◆ Written problem ◆
Reproduce every row below verbatim, but leave out the picture lines.

◆ Data shown ◆
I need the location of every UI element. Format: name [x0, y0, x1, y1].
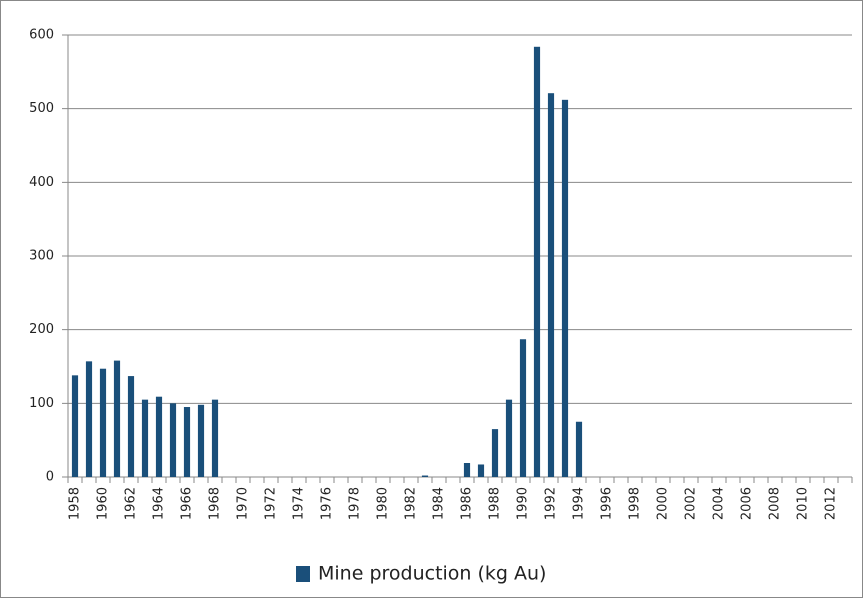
x-tick-label: 1988 — [488, 487, 503, 520]
y-tick-label: 600 — [29, 28, 54, 43]
bar — [547, 93, 555, 478]
x-tick-label: 1980 — [376, 487, 391, 520]
bar — [113, 360, 121, 477]
bar — [85, 361, 93, 477]
bar — [421, 475, 429, 477]
bar — [575, 421, 583, 477]
x-tick-label: 2010 — [796, 487, 811, 520]
bar — [127, 376, 135, 477]
x-tick-label: 1964 — [152, 487, 167, 520]
x-tick-label: 1990 — [516, 487, 531, 520]
bar — [561, 99, 569, 478]
x-tick-label: 1992 — [544, 487, 559, 520]
y-tick-label: 100 — [29, 396, 54, 411]
x-tick-label: 1984 — [432, 487, 447, 520]
bar — [477, 464, 485, 477]
bar — [211, 399, 219, 477]
x-tick-label: 1958 — [68, 487, 83, 520]
bar — [141, 399, 149, 477]
y-tick-label: 500 — [29, 101, 54, 116]
x-tick-label: 2012 — [824, 487, 839, 520]
bar — [155, 396, 163, 477]
y-tick-label: 200 — [29, 322, 54, 337]
y-tick-label: 0 — [46, 470, 54, 485]
x-tick-label: 1960 — [96, 487, 111, 520]
legend-swatch — [296, 566, 310, 582]
x-tick-label: 2006 — [740, 487, 755, 520]
x-tick-label: 1986 — [460, 487, 475, 520]
x-tick-label: 1974 — [292, 487, 307, 520]
bar — [183, 407, 191, 477]
x-tick-label: 1978 — [348, 487, 363, 520]
x-tick-label: 2000 — [656, 487, 671, 520]
x-tick-label: 1976 — [320, 487, 335, 520]
bar — [197, 404, 205, 477]
x-tick-label: 1968 — [208, 487, 223, 520]
bar — [463, 463, 471, 477]
x-tick-label: 1996 — [600, 487, 615, 520]
x-tick-label: 1982 — [404, 487, 419, 520]
x-tick-label: 2004 — [712, 487, 727, 520]
x-tick-label: 1966 — [180, 487, 195, 520]
x-tick-label: 1962 — [124, 487, 139, 520]
x-tick-label: 1970 — [236, 487, 251, 520]
x-tick-label: 2002 — [684, 487, 699, 520]
x-tick-label: 1994 — [572, 487, 587, 520]
bar — [169, 403, 177, 477]
legend-text: Mine production (kg Au) — [318, 563, 546, 585]
bar — [491, 429, 499, 477]
x-tick-label: 1972 — [264, 487, 279, 520]
bar — [533, 46, 541, 477]
bar — [519, 339, 527, 477]
bar — [99, 368, 107, 477]
y-tick-label: 300 — [29, 249, 54, 264]
bar — [71, 375, 79, 477]
bar — [505, 399, 513, 477]
y-tick-label: 400 — [29, 175, 54, 190]
x-tick-label: 2008 — [768, 487, 783, 520]
x-tick-label: 1998 — [628, 487, 643, 520]
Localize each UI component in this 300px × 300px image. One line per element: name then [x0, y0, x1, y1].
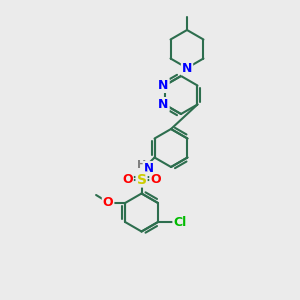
Text: N: N — [143, 162, 154, 175]
Text: N: N — [158, 79, 169, 92]
Text: H: H — [137, 160, 146, 170]
Text: O: O — [122, 173, 133, 186]
Text: N: N — [158, 98, 169, 111]
Text: S: S — [136, 172, 146, 187]
Text: O: O — [150, 173, 161, 186]
Text: O: O — [103, 196, 113, 208]
Text: Cl: Cl — [173, 217, 187, 230]
Text: N: N — [182, 61, 192, 74]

◆ Reply to the exercise ◆
I need the location of every UI element. Format: name [x0, y0, x1, y1].
x-tick-label: 1988 — [488, 487, 503, 520]
y-tick-label: 600 — [29, 28, 54, 43]
bar — [547, 93, 555, 478]
x-tick-label: 1980 — [376, 487, 391, 520]
bar — [113, 360, 121, 477]
bar — [85, 361, 93, 477]
bar — [421, 475, 429, 477]
bar — [575, 421, 583, 477]
x-tick-label: 2010 — [796, 487, 811, 520]
bar — [127, 376, 135, 477]
x-tick-label: 1964 — [152, 487, 167, 520]
x-tick-label: 1990 — [516, 487, 531, 520]
bar — [561, 99, 569, 478]
x-tick-label: 1992 — [544, 487, 559, 520]
y-tick-label: 100 — [29, 396, 54, 411]
x-tick-label: 1984 — [432, 487, 447, 520]
bar — [477, 464, 485, 477]
bar — [211, 399, 219, 477]
x-tick-label: 1958 — [68, 487, 83, 520]
bar — [141, 399, 149, 477]
y-tick-label: 500 — [29, 101, 54, 116]
x-tick-label: 2012 — [824, 487, 839, 520]
bar — [155, 396, 163, 477]
y-tick-label: 200 — [29, 322, 54, 337]
y-tick-label: 0 — [46, 470, 54, 485]
x-tick-label: 1960 — [96, 487, 111, 520]
legend-swatch — [296, 566, 310, 582]
x-tick-label: 2006 — [740, 487, 755, 520]
x-tick-label: 1986 — [460, 487, 475, 520]
x-tick-label: 1974 — [292, 487, 307, 520]
bar — [183, 407, 191, 477]
x-tick-label: 1978 — [348, 487, 363, 520]
x-tick-label: 2000 — [656, 487, 671, 520]
x-tick-label: 1976 — [320, 487, 335, 520]
bar — [197, 404, 205, 477]
x-tick-label: 1968 — [208, 487, 223, 520]
bar — [463, 463, 471, 477]
x-tick-label: 1996 — [600, 487, 615, 520]
x-tick-label: 1982 — [404, 487, 419, 520]
x-tick-label: 2004 — [712, 487, 727, 520]
x-tick-label: 1966 — [180, 487, 195, 520]
x-tick-label: 1962 — [124, 487, 139, 520]
x-tick-label: 1970 — [236, 487, 251, 520]
x-tick-label: 2002 — [684, 487, 699, 520]
x-tick-label: 1994 — [572, 487, 587, 520]
bar — [169, 403, 177, 477]
legend-text: Mine production (kg Au) — [318, 563, 546, 585]
bar — [491, 429, 499, 477]
x-tick-label: 1972 — [264, 487, 279, 520]
bar — [533, 46, 541, 477]
bar — [519, 339, 527, 477]
bar — [99, 368, 107, 477]
y-tick-label: 300 — [29, 249, 54, 264]
bar — [71, 375, 79, 477]
bar — [505, 399, 513, 477]
y-tick-label: 400 — [29, 175, 54, 190]
x-tick-label: 2008 — [768, 487, 783, 520]
x-tick-label: 1998 — [628, 487, 643, 520]
Localize each UI component in this 300px × 300px image. One line per element: name then [x0, y0, x1, y1].
Text: N: N — [143, 162, 154, 175]
Text: N: N — [158, 79, 169, 92]
Text: H: H — [137, 160, 146, 170]
Text: O: O — [122, 173, 133, 186]
Text: N: N — [158, 98, 169, 111]
Text: S: S — [136, 172, 146, 187]
Text: O: O — [150, 173, 161, 186]
Text: O: O — [103, 196, 113, 208]
Text: Cl: Cl — [173, 217, 187, 230]
Text: N: N — [182, 61, 192, 74]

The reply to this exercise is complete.